[Spatial annotation entries]
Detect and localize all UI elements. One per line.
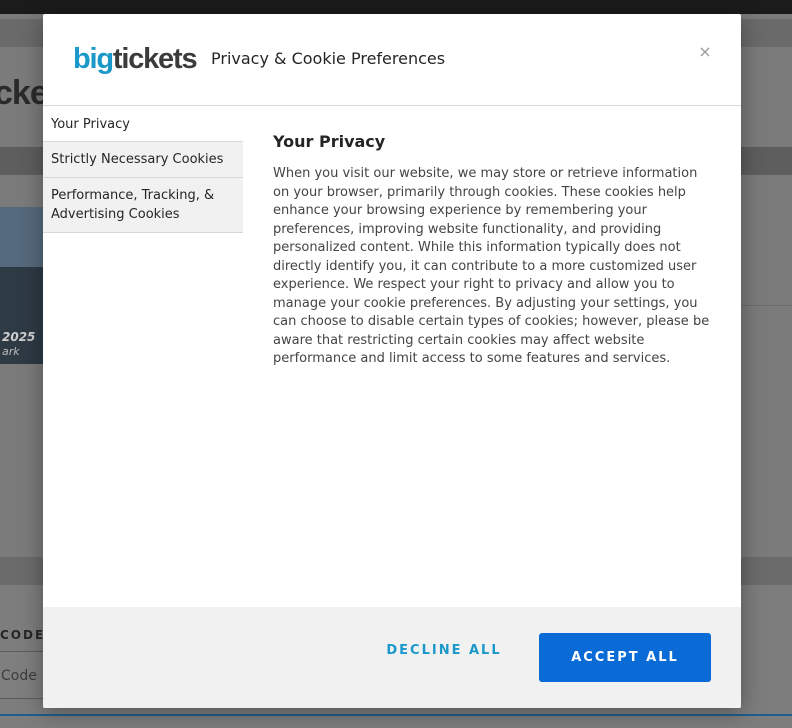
- tab-performance-tracking-advertising[interactable]: Performance, Tracking, & Advertising Coo…: [43, 178, 243, 233]
- tab-your-privacy[interactable]: Your Privacy: [43, 107, 243, 142]
- event-card-venue: ark: [2, 345, 20, 358]
- site-top-bar: [0, 0, 792, 14]
- decline-all-button[interactable]: DECLINE ALL: [383, 641, 505, 661]
- privacy-modal: bigtickets Privacy & Cookie Preferences …: [43, 14, 741, 708]
- tab-strictly-necessary-cookies[interactable]: Strictly Necessary Cookies: [43, 142, 243, 178]
- tab-label: Performance, Tracking, & Advertising Coo…: [51, 188, 215, 222]
- tab-label: Strictly Necessary Cookies: [51, 152, 224, 167]
- background-divider: [741, 305, 792, 306]
- event-card-date: 2025: [2, 330, 36, 344]
- content-body: When you visit our website, we may store…: [273, 166, 710, 366]
- modal-header: bigtickets Privacy & Cookie Preferences …: [43, 14, 741, 106]
- logo-big: big: [73, 43, 114, 75]
- tab-label: Your Privacy: [51, 116, 130, 132]
- logo-tickets: tickets: [112, 43, 198, 75]
- modal-title: Privacy & Cookie Preferences: [211, 49, 446, 68]
- content-heading: Your Privacy: [273, 132, 386, 151]
- tab-content-panel: Your Privacy When you visit our website,…: [273, 132, 713, 369]
- background-accent-line: [0, 714, 792, 716]
- modal-footer: DECLINE ALL ACCEPT ALL: [43, 607, 741, 708]
- site-page-title: cke: [0, 74, 49, 112]
- accept-all-button[interactable]: ACCEPT ALL: [539, 633, 711, 682]
- close-icon[interactable]: ×: [695, 42, 715, 62]
- preference-tabs: Your Privacy Strictly Necessary Cookies …: [43, 107, 243, 233]
- promo-code-label: CODE: [0, 628, 46, 642]
- bigtickets-logo: bigtickets: [73, 42, 198, 76]
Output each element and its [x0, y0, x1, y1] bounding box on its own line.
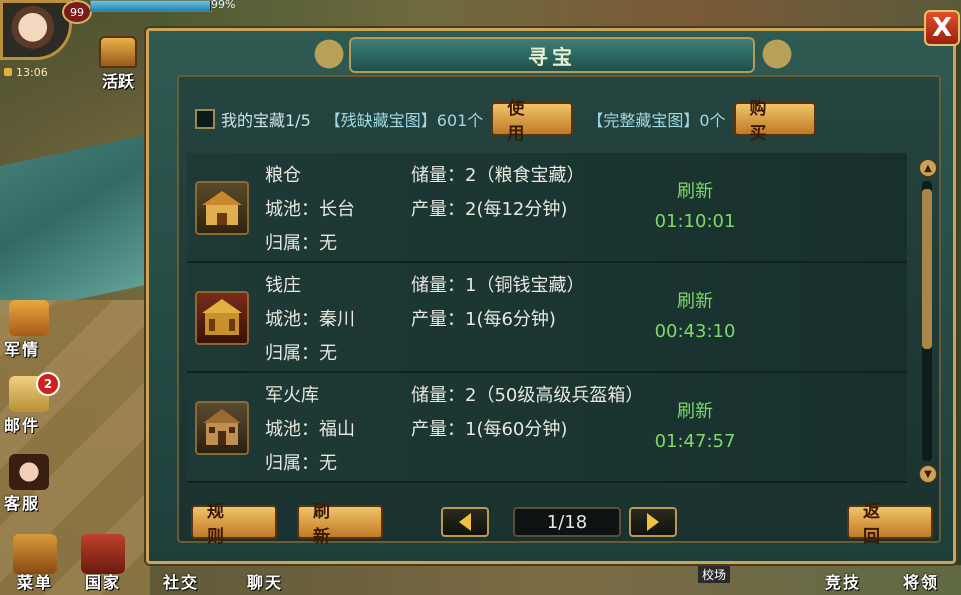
my-treasure-label: 我的宝藏1/5	[221, 111, 311, 130]
map-location-label: 校场	[698, 566, 731, 583]
customer-service-button[interactable]: 客服	[0, 454, 58, 514]
refresh-countdown: 01:10:01	[654, 211, 736, 232]
activity-label: 活跃	[101, 72, 134, 91]
menu-icon	[13, 534, 57, 574]
buy-button[interactable]: 购 买	[733, 99, 816, 144]
clock: 13:06	[4, 66, 48, 79]
arrow-right-icon	[647, 513, 659, 531]
treasure-list: 粮仓 城池：长台 归属：无 储量：2（粮食宝藏） 产量：2(每12分钟) 刷新 …	[187, 153, 907, 483]
exp-text: 99%	[211, 0, 236, 11]
treasure-row[interactable]: 粮仓 城池：长台 归属：无 储量：2（粮食宝藏） 产量：2(每12分钟) 刷新 …	[187, 153, 907, 263]
refresh-countdown: 00:43:10	[654, 321, 736, 342]
treasure-hunt-dialog: 寻宝 我的宝藏1/5 【残缺藏宝图】601个 使 用 【完整藏宝图】0个 购 买…	[146, 28, 956, 564]
prev-page-button[interactable]	[441, 507, 489, 537]
treasure-owner: 归属：无	[265, 343, 337, 364]
treasure-storage: 储量：2（50级高级兵盔箱）	[411, 385, 644, 406]
scroll-down-icon[interactable]: ▼	[919, 465, 937, 483]
treasure-name: 粮仓	[265, 165, 301, 186]
complete-map-count: 【完整藏宝图】0个	[587, 111, 726, 130]
my-treasure-checkbox[interactable]	[195, 109, 215, 129]
exp-bar-fill	[91, 1, 210, 11]
treasure-summary-bar: 我的宝藏1/5 【残缺藏宝图】601个 使 用 【完整藏宝图】0个 购 买	[195, 99, 923, 144]
social-label: 社交	[162, 573, 199, 592]
dialog-footer: 规 则 刷 新 1/18 返 回	[191, 502, 933, 547]
activity-button[interactable]: 活跃	[92, 36, 144, 91]
nation-label: 国家	[84, 573, 121, 592]
use-button[interactable]: 使 用	[491, 99, 574, 144]
mail-button[interactable]: 2 邮件	[0, 372, 60, 436]
scroll-icon	[9, 300, 49, 336]
treasure-output: 产量：1(每60分钟)	[411, 419, 568, 440]
treasure-storage: 储量：2（粮食宝藏）	[411, 165, 585, 186]
treasure-owner: 归属：无	[265, 453, 337, 474]
clock-icon	[4, 68, 12, 76]
palace-icon	[81, 534, 125, 574]
dialog-title-bar: 寻宝	[349, 37, 755, 73]
refresh-label: 刷新	[677, 401, 713, 422]
list-scrollbar[interactable]: ▲ ▼	[919, 159, 937, 483]
next-page-button[interactable]	[629, 507, 677, 537]
treasure-name: 军火库	[265, 385, 319, 406]
mail-label: 邮件	[4, 416, 41, 435]
arena-label: 竞技	[824, 573, 861, 592]
rules-button[interactable]: 规 则	[191, 502, 277, 547]
treasure-city: 城池：福山	[265, 419, 355, 440]
customer-service-label: 客服	[4, 494, 41, 513]
treasure-row[interactable]: 钱庄 城池：秦川 归属：无 储量：1（铜钱宝藏） 产量：1(每6分钟) 刷新 0…	[187, 263, 907, 373]
incomplete-map-count: 【残缺藏宝图】601个	[324, 111, 484, 130]
treasure-owner: 归属：无	[265, 233, 337, 254]
military-intel-label: 军情	[4, 340, 41, 359]
mail-count-badge: 2	[36, 372, 60, 396]
treasure-storage: 储量：1（铜钱宝藏）	[411, 275, 585, 296]
close-dialog-button[interactable]: X	[924, 10, 960, 46]
refresh-countdown: 01:47:57	[654, 431, 736, 452]
map-river	[0, 134, 150, 316]
refresh-label: 刷新	[677, 181, 713, 202]
page-indicator: 1/18	[513, 507, 621, 537]
dialog-title: 寻宝	[528, 44, 576, 69]
treasure-output: 产量：2(每12分钟)	[411, 199, 568, 220]
armory-icon	[195, 401, 249, 455]
bank-icon	[195, 291, 249, 345]
close-icon: X	[931, 13, 953, 43]
military-intel-button[interactable]: 军情	[0, 300, 58, 360]
player-level-badge: 99	[62, 0, 92, 24]
title-ornament-right	[747, 35, 807, 73]
scroll-track[interactable]	[922, 181, 932, 461]
scroll-thumb[interactable]	[922, 189, 932, 349]
refresh-button[interactable]: 刷 新	[297, 502, 383, 547]
service-lady-icon	[9, 454, 49, 490]
nation-button[interactable]: 国家	[68, 530, 138, 595]
clock-time: 13:06	[16, 66, 48, 79]
granary-icon	[195, 181, 249, 235]
generals-label: 将领	[902, 573, 939, 592]
menu-button[interactable]: 菜单	[0, 530, 70, 595]
treasure-row[interactable]: 军火库 城池：福山 归属：无 储量：2（50级高级兵盔箱） 产量：1(每60分钟…	[187, 373, 907, 483]
exp-bar: 99%	[90, 0, 235, 12]
treasure-panel: 我的宝藏1/5 【残缺藏宝图】601个 使 用 【完整藏宝图】0个 购 买 粮仓…	[177, 75, 941, 547]
treasure-name: 钱庄	[265, 275, 301, 296]
menu-label: 菜单	[16, 573, 53, 592]
treasure-city: 城池：秦川	[265, 309, 355, 330]
scroll-up-icon[interactable]: ▲	[919, 159, 937, 177]
arrow-left-icon	[459, 513, 471, 531]
refresh-label: 刷新	[677, 291, 713, 312]
treasure-output: 产量：1(每6分钟)	[411, 309, 556, 330]
treasure-city: 城池：长台	[265, 199, 355, 220]
chat-label: 聊天	[246, 573, 283, 592]
back-button[interactable]: 返 回	[847, 502, 933, 547]
treasure-chest-icon	[99, 36, 137, 68]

• Given request: Copy every line of the rows above word for word, but leave out the pictures.

• Exercise solution:
Detect and localize all UI elements. One per line.
- tab-performance-tracking-advertising[interactable]: Performance, Tracking, & Advertising Coo…: [43, 178, 243, 233]
- tab-your-privacy[interactable]: Your Privacy: [43, 107, 243, 142]
- event-card-venue: ark: [2, 345, 20, 358]
- site-top-bar: [0, 0, 792, 14]
- decline-all-button[interactable]: DECLINE ALL: [383, 641, 505, 661]
- privacy-modal: bigtickets Privacy & Cookie Preferences …: [43, 14, 741, 708]
- tab-strictly-necessary-cookies[interactable]: Strictly Necessary Cookies: [43, 142, 243, 178]
- tab-label: Performance, Tracking, & Advertising Coo…: [51, 188, 215, 222]
- tab-label: Strictly Necessary Cookies: [51, 152, 224, 167]
- background-divider: [741, 305, 792, 306]
- event-card-date: 2025: [2, 330, 36, 344]
- content-body: When you visit our website, we may store…: [273, 166, 710, 366]
- modal-header: bigtickets Privacy & Cookie Preferences …: [43, 14, 741, 106]
- logo-big: big: [73, 43, 114, 75]
- tab-label: Your Privacy: [51, 116, 130, 132]
- logo-tickets: tickets: [112, 43, 198, 75]
- modal-title: Privacy & Cookie Preferences: [211, 49, 446, 68]
- content-heading: Your Privacy: [273, 132, 386, 151]
- tab-content-panel: Your Privacy When you visit our website,…: [273, 132, 713, 369]
- background-accent-line: [0, 714, 792, 716]
- modal-footer: DECLINE ALL ACCEPT ALL: [43, 607, 741, 708]
- site-page-title: cke: [0, 74, 49, 112]
- accept-all-button[interactable]: ACCEPT ALL: [539, 633, 711, 682]
- close-icon[interactable]: ×: [695, 42, 715, 62]
- preference-tabs: Your Privacy Strictly Necessary Cookies …: [43, 107, 243, 233]
- promo-code-label: CODE: [0, 628, 46, 642]
- bigtickets-logo: bigtickets: [73, 42, 198, 76]
Output each element and its [x0, y0, x1, y1] bounding box on its own line.
my-treasure-label: 我的宝藏1/5	[221, 111, 311, 130]
map-location-label: 校场	[698, 566, 731, 583]
customer-service-button[interactable]: 客服	[0, 454, 58, 514]
refresh-countdown: 01:10:01	[654, 211, 736, 232]
activity-label: 活跃	[101, 72, 134, 91]
menu-icon	[13, 534, 57, 574]
buy-button[interactable]: 购 买	[733, 99, 816, 144]
clock: 13:06	[4, 66, 48, 79]
arrow-right-icon	[647, 513, 659, 531]
treasure-list: 粮仓 城池：长台 归属：无 储量：2（粮食宝藏） 产量：2(每12分钟) 刷新 …	[187, 153, 907, 483]
exp-text: 99%	[211, 0, 236, 11]
treasure-row[interactable]: 粮仓 城池：长台 归属：无 储量：2（粮食宝藏） 产量：2(每12分钟) 刷新 …	[187, 153, 907, 263]
refresh-countdown: 00:43:10	[654, 321, 736, 342]
treasure-hunt-dialog: 寻宝 我的宝藏1/5 【残缺藏宝图】601个 使 用 【完整藏宝图】0个 购 买…	[146, 28, 956, 564]
prev-page-button[interactable]	[441, 507, 489, 537]
treasure-owner: 归属：无	[265, 343, 337, 364]
treasure-storage: 储量：2（50级高级兵盔箱）	[411, 385, 644, 406]
scroll-down-icon[interactable]: ▼	[919, 465, 937, 483]
treasure-name: 粮仓	[265, 165, 301, 186]
complete-map-count: 【完整藏宝图】0个	[587, 111, 726, 130]
my-treasure-checkbox[interactable]	[195, 109, 215, 129]
exp-bar-fill	[91, 1, 210, 11]
treasure-summary-bar: 我的宝藏1/5 【残缺藏宝图】601个 使 用 【完整藏宝图】0个 购 买	[195, 99, 923, 144]
social-label: 社交	[162, 573, 199, 592]
dialog-footer: 规 则 刷 新 1/18 返 回	[191, 502, 933, 547]
activity-button[interactable]: 活跃	[92, 36, 144, 91]
nation-label: 国家	[84, 573, 121, 592]
use-button[interactable]: 使 用	[491, 99, 574, 144]
mail-button[interactable]: 2 邮件	[0, 372, 60, 436]
scroll-icon	[9, 300, 49, 336]
treasure-output: 产量：1(每60分钟)	[411, 419, 568, 440]
treasure-storage: 储量：2（粮食宝藏）	[411, 165, 585, 186]
treasure-owner: 归属：无	[265, 453, 337, 474]
clock-icon	[4, 68, 12, 76]
palace-icon	[81, 534, 125, 574]
dialog-title-bar: 寻宝	[349, 37, 755, 73]
refresh-label: 刷新	[677, 401, 713, 422]
list-scrollbar[interactable]: ▲ ▼	[919, 159, 937, 483]
next-page-button[interactable]	[629, 507, 677, 537]
treasure-name: 军火库	[265, 385, 319, 406]
mail-label: 邮件	[4, 416, 41, 435]
arena-label: 竞技	[824, 573, 861, 592]
rules-button[interactable]: 规 则	[191, 502, 277, 547]
treasure-city: 城池：福山	[265, 419, 355, 440]
customer-service-label: 客服	[4, 494, 41, 513]
treasure-row[interactable]: 钱庄 城池：秦川 归属：无 储量：1（铜钱宝藏） 产量：1(每6分钟) 刷新 0…	[187, 263, 907, 373]
incomplete-map-count: 【残缺藏宝图】601个	[324, 111, 484, 130]
treasure-owner: 归属：无	[265, 233, 337, 254]
military-intel-label: 军情	[4, 340, 41, 359]
mail-count-badge: 2	[36, 372, 60, 396]
treasure-storage: 储量：1（铜钱宝藏）	[411, 275, 585, 296]
close-dialog-button[interactable]: X	[924, 10, 960, 46]
refresh-countdown: 01:47:57	[654, 431, 736, 452]
map-river	[0, 134, 150, 316]
refresh-label: 刷新	[677, 181, 713, 202]
page-indicator: 1/18	[513, 507, 621, 537]
dialog-title: 寻宝	[528, 44, 576, 69]
treasure-output: 产量：2(每12分钟)	[411, 199, 568, 220]
armory-icon	[195, 401, 249, 455]
bank-icon	[195, 291, 249, 345]
close-icon: X	[931, 13, 953, 43]
military-intel-button[interactable]: 军情	[0, 300, 58, 360]
player-level-badge: 99	[62, 0, 92, 24]
title-ornament-right	[747, 35, 807, 73]
scroll-track[interactable]	[922, 181, 932, 461]
scroll-thumb[interactable]	[922, 189, 932, 349]
refresh-button[interactable]: 刷 新	[297, 502, 383, 547]
service-lady-icon	[9, 454, 49, 490]
nation-button[interactable]: 国家	[68, 530, 138, 595]
clock-time: 13:06	[16, 66, 48, 79]
granary-icon	[195, 181, 249, 235]
generals-label: 将领	[902, 573, 939, 592]
menu-button[interactable]: 菜单	[0, 530, 70, 595]
treasure-row[interactable]: 军火库 城池：福山 归属：无 储量：2（50级高级兵盔箱） 产量：1(每60分钟…	[187, 373, 907, 483]
exp-bar: 99%	[90, 0, 235, 12]
treasure-panel: 我的宝藏1/5 【残缺藏宝图】601个 使 用 【完整藏宝图】0个 购 买 粮仓…	[177, 75, 941, 547]
treasure-name: 钱庄	[265, 275, 301, 296]
menu-label: 菜单	[16, 573, 53, 592]
treasure-city: 城池：秦川	[265, 309, 355, 330]
scroll-up-icon[interactable]: ▲	[919, 159, 937, 177]
arrow-left-icon	[459, 513, 471, 531]
refresh-label: 刷新	[677, 291, 713, 312]
treasure-output: 产量：1(每6分钟)	[411, 309, 556, 330]
treasure-city: 城池：长台	[265, 199, 355, 220]
chat-label: 聊天	[246, 573, 283, 592]
back-button[interactable]: 返 回	[847, 502, 933, 547]
treasure-chest-icon	[99, 36, 137, 68]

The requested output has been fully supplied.